* Begin Provided records *

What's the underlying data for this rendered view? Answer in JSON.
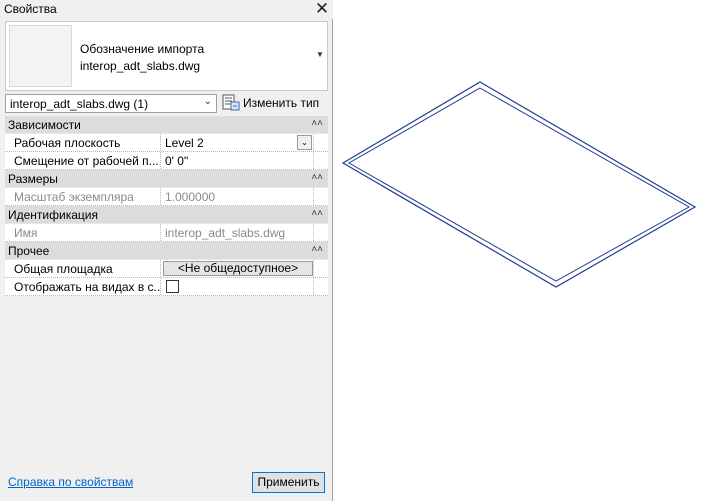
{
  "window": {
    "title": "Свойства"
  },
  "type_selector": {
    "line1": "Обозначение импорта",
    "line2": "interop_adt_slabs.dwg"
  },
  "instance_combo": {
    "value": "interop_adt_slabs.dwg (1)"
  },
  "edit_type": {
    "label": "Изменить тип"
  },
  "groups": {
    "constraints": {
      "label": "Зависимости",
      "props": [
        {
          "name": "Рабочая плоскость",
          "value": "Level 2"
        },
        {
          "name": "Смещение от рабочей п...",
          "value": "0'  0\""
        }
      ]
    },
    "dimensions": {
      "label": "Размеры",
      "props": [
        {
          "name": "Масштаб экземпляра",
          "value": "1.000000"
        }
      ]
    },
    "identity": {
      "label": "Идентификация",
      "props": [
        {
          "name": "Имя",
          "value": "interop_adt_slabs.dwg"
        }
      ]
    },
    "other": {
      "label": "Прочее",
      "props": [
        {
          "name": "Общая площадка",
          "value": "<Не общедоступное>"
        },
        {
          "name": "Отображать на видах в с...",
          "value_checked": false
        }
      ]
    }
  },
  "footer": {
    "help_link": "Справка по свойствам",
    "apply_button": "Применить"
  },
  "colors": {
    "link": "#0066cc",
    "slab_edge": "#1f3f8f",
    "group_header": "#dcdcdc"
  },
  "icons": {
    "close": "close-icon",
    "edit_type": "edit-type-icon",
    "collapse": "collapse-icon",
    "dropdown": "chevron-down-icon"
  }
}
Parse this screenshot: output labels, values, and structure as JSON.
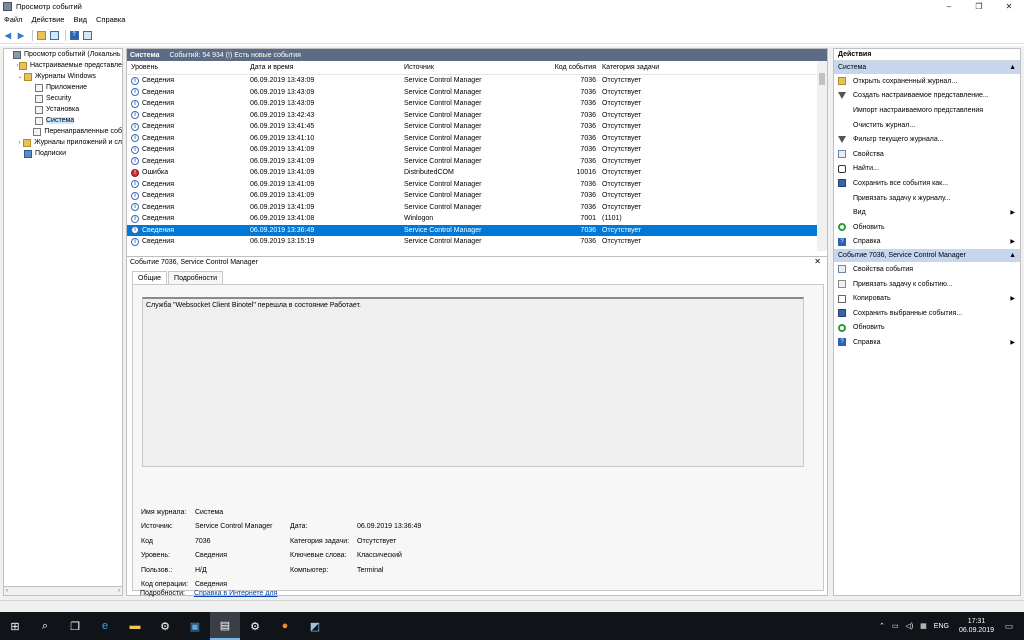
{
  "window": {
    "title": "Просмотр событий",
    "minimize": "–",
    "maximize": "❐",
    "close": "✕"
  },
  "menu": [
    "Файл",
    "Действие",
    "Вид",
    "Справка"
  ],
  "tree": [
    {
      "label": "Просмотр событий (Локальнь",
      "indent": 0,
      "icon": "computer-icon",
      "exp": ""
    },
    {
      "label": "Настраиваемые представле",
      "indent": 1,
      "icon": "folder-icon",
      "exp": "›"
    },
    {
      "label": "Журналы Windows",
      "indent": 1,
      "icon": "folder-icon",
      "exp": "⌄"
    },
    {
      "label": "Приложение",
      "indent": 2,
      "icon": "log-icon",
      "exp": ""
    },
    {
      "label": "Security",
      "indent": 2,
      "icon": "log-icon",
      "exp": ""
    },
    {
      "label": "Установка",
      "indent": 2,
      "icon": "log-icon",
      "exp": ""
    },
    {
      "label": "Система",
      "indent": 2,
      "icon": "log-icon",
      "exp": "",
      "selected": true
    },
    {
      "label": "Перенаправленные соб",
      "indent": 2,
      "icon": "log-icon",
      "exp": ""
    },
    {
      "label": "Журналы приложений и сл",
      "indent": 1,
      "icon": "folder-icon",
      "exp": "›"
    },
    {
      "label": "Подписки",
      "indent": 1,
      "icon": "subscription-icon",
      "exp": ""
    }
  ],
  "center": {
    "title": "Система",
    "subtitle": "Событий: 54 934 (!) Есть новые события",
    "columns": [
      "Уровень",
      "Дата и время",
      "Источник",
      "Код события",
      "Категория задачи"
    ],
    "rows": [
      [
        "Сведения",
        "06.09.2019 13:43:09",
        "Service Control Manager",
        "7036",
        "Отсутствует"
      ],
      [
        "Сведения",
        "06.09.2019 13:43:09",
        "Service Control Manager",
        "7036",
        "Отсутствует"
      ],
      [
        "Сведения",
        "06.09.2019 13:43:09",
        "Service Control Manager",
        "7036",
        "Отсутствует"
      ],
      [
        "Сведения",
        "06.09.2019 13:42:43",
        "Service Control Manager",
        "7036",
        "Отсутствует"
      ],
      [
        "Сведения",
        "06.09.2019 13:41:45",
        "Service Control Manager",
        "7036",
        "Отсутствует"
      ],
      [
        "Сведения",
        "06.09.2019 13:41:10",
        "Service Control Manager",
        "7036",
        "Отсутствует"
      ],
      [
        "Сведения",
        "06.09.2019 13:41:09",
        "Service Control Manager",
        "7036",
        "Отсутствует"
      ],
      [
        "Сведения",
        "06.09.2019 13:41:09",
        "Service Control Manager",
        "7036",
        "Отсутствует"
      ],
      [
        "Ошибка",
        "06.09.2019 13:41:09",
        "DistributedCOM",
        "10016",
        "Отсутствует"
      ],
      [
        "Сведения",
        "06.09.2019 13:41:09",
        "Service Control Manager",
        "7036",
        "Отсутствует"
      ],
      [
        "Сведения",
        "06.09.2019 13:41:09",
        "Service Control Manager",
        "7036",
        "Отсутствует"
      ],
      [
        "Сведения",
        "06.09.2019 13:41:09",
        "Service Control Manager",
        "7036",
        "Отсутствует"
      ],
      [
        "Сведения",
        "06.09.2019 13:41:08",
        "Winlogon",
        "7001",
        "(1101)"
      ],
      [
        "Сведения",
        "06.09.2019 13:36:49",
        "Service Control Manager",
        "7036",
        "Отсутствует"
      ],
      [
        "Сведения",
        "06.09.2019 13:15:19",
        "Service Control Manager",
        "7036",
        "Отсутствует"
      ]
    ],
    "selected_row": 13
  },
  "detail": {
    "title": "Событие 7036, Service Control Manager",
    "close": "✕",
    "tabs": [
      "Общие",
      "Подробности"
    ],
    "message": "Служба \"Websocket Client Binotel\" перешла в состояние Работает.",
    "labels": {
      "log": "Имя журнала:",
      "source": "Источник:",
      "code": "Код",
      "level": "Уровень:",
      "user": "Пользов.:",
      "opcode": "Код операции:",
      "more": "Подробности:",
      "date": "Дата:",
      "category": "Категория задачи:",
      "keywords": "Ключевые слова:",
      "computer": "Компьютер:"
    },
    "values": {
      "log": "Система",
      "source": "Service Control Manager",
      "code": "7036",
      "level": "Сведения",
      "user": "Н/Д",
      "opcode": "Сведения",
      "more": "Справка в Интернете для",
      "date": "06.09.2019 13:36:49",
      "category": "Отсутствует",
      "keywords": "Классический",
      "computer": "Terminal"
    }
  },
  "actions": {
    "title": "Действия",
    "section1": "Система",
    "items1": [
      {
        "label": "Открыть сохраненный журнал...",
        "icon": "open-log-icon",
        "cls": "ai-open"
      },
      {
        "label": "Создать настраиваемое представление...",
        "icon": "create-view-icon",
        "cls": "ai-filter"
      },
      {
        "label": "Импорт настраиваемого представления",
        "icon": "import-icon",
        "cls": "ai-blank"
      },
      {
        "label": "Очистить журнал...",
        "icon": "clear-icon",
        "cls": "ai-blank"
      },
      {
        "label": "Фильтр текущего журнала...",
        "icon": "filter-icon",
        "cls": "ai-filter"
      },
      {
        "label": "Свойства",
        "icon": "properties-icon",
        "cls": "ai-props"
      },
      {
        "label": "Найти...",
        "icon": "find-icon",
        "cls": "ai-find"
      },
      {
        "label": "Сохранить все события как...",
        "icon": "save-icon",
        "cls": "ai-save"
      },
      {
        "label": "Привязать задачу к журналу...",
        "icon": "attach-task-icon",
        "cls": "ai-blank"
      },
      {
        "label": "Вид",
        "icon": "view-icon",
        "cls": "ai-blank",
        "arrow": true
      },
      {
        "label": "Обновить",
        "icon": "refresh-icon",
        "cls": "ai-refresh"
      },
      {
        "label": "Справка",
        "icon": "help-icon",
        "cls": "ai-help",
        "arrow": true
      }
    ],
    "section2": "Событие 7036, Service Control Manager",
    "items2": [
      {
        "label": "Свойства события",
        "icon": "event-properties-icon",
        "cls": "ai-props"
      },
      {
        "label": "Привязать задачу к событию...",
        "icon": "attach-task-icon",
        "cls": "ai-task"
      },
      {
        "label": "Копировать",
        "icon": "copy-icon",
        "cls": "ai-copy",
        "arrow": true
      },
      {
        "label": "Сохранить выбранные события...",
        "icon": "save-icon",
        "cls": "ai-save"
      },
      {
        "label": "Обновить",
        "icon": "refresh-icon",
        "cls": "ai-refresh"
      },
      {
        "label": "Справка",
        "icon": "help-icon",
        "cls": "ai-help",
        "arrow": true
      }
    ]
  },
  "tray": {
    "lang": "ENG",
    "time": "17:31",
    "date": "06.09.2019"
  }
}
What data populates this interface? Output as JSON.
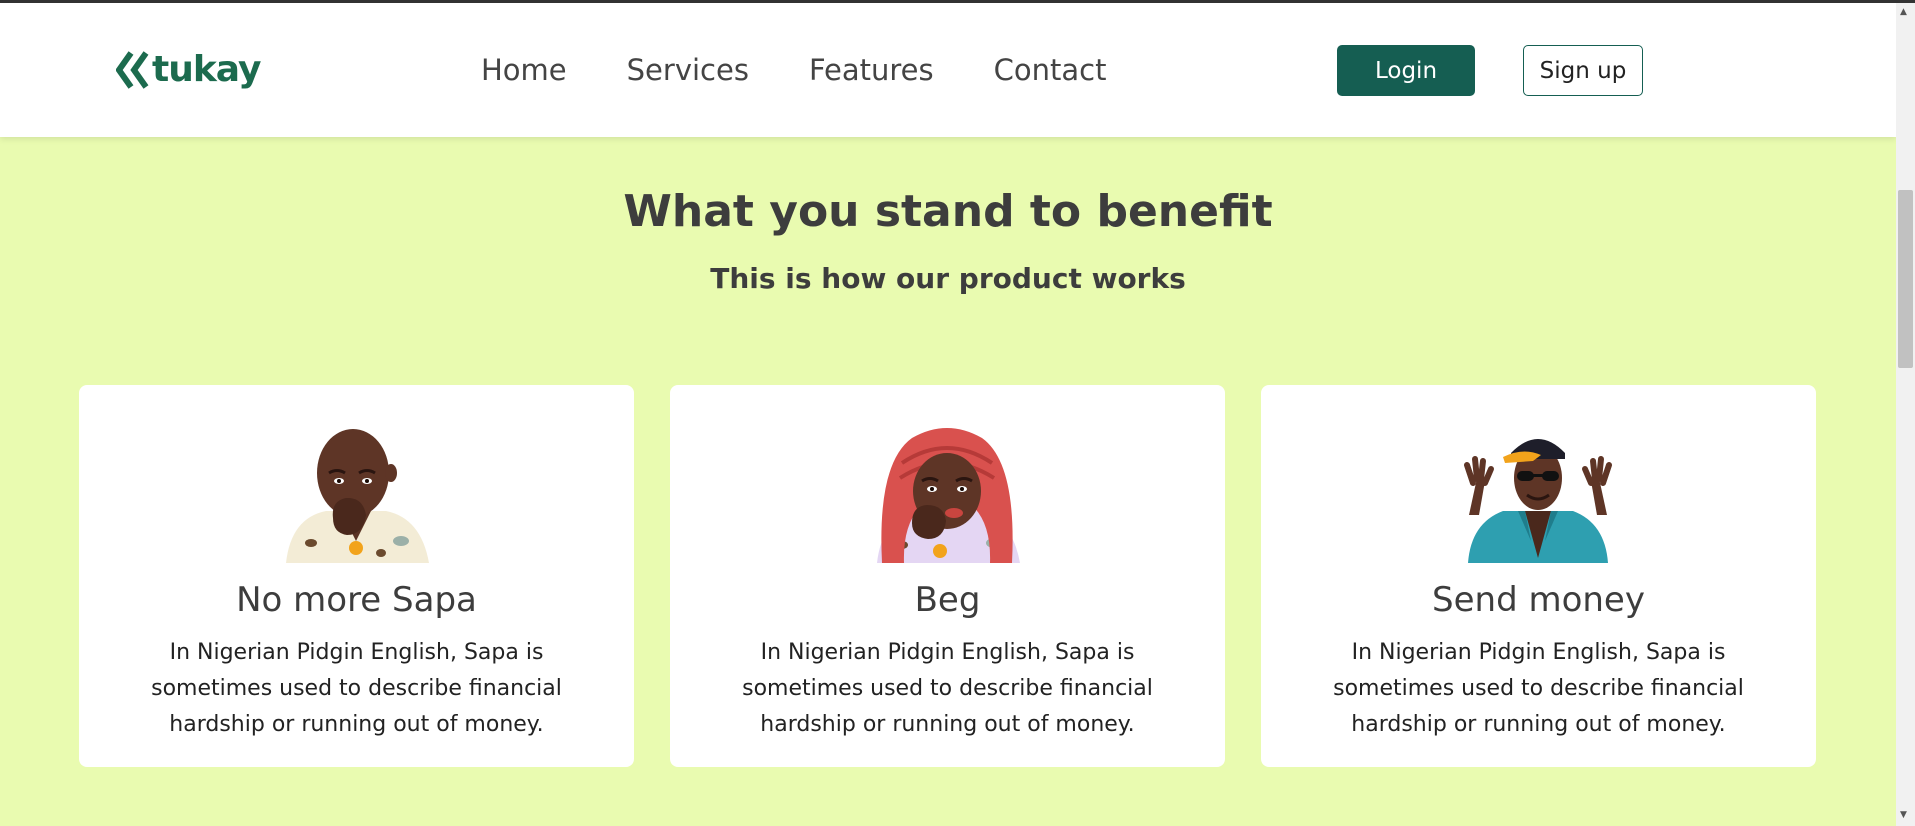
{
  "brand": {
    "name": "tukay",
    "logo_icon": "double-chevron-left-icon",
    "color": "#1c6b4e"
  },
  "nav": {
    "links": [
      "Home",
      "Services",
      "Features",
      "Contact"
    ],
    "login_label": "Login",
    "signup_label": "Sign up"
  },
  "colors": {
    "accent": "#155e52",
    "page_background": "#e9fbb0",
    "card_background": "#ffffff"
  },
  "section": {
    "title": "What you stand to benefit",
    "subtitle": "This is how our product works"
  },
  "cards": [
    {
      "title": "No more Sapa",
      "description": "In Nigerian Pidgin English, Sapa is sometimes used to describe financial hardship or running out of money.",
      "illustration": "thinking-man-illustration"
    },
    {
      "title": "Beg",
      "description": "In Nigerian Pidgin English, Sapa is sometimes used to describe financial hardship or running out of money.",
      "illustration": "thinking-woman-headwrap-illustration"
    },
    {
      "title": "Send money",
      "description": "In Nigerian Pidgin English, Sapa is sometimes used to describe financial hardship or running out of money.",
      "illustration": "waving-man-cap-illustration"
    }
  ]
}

* End Provided records *

What is required: Pick out each line containing "Система" and report it.

Task result:
      "label": "Система",
    "title": "Система",
      "log": "Система",
    "section1": "Система",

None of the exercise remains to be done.